Instructions to follow. Return a copy of each line that holds the string "better".

Information provided.
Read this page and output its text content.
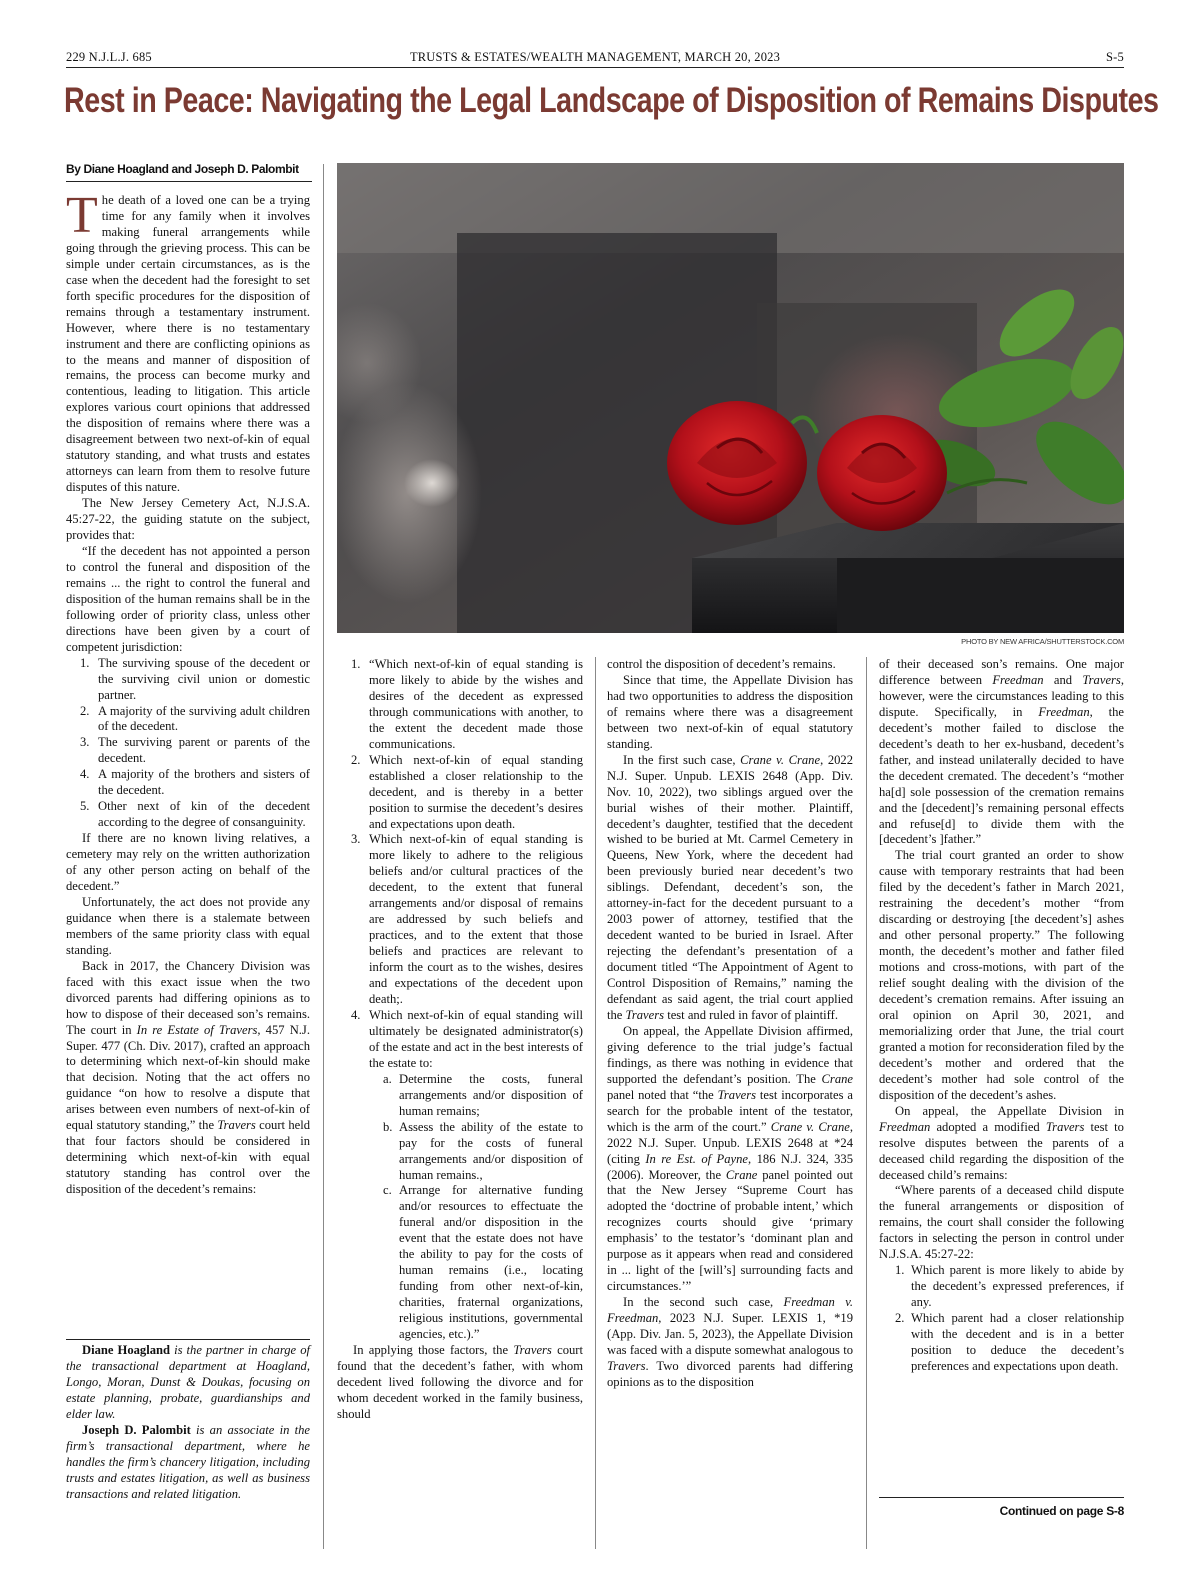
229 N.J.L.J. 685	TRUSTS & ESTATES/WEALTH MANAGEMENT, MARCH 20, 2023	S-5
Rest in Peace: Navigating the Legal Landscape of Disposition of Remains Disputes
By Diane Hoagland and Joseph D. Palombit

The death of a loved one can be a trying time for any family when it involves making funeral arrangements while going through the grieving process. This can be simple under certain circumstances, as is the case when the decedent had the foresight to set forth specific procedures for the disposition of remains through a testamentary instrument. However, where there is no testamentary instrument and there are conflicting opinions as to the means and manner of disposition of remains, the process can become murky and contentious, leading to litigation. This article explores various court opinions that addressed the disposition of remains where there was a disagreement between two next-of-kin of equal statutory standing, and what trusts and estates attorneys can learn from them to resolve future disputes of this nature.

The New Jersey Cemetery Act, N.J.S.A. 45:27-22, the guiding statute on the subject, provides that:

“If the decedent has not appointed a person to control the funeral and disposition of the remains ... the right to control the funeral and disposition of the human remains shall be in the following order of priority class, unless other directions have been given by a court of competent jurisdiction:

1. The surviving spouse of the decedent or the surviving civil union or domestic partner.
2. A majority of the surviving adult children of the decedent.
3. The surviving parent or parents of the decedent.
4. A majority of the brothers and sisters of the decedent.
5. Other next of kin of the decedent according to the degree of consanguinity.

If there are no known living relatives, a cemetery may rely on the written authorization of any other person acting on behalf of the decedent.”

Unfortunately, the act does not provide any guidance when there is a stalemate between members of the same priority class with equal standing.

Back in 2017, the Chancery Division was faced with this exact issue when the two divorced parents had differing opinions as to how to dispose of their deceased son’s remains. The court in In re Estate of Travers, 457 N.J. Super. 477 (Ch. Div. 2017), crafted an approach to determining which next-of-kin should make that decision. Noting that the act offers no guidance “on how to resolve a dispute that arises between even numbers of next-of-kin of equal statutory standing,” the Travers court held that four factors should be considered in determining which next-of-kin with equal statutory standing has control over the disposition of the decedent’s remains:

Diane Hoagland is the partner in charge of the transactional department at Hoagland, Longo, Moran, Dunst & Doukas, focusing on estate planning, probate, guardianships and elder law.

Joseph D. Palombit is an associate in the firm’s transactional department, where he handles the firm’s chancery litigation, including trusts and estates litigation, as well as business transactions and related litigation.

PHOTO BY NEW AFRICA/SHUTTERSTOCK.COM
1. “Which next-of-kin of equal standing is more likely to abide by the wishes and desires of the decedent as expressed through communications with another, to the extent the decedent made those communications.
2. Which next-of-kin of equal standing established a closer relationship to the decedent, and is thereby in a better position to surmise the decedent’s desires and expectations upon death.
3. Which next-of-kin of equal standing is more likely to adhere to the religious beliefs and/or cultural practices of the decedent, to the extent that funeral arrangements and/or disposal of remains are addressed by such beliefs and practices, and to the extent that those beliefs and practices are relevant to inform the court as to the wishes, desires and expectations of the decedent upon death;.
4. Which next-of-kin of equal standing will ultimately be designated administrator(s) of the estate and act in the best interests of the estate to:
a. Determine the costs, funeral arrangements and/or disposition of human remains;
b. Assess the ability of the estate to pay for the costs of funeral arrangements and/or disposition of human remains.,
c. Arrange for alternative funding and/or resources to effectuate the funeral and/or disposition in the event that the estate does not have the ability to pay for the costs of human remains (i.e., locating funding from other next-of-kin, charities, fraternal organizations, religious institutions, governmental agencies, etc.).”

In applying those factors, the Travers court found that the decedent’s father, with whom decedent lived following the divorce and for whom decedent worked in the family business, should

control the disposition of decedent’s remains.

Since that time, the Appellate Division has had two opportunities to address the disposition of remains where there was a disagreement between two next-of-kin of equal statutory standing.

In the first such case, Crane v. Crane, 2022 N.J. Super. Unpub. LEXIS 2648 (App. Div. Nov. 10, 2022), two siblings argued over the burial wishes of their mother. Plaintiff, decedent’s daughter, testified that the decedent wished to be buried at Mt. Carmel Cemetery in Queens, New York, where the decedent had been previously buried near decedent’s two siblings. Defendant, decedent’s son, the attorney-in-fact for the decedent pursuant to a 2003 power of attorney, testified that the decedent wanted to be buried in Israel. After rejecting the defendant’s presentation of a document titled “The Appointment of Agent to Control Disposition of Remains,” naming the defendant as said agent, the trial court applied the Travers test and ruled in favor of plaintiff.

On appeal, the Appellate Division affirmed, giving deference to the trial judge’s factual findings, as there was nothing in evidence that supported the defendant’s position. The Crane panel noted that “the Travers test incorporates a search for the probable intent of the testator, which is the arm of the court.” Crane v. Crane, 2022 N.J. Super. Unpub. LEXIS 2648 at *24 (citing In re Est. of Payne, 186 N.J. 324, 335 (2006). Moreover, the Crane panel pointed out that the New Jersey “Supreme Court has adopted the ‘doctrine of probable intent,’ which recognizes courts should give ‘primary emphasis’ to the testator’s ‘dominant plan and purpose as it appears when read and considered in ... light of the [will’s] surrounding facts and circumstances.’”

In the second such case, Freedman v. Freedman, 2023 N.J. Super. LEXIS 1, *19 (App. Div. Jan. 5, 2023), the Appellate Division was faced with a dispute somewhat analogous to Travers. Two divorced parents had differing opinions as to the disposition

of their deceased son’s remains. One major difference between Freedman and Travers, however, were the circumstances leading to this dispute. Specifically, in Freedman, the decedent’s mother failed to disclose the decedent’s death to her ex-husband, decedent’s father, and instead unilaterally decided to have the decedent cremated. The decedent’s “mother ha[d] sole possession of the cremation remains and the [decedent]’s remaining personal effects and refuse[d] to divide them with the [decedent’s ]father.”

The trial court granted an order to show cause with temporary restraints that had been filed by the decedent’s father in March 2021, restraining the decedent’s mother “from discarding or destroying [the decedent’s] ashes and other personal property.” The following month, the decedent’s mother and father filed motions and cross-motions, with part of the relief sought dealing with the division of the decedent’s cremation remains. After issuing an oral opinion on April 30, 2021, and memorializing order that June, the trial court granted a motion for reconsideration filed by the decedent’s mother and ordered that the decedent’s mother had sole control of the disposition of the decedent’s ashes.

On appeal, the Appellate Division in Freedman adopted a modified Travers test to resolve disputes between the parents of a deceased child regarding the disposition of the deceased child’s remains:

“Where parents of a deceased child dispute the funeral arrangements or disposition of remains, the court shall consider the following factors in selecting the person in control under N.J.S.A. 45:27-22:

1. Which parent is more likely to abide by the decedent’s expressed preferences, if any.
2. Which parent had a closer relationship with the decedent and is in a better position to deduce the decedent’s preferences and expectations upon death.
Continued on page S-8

Result below.
2. Which next-of-kin of equal standing established a closer relationship to the decedent, and is thereby in a better position to surmise the decedent’s desires and expectations upon death.
2. Which parent had a closer relationship with the decedent and is in a better position to deduce the decedent’s preferences and expectations upon death.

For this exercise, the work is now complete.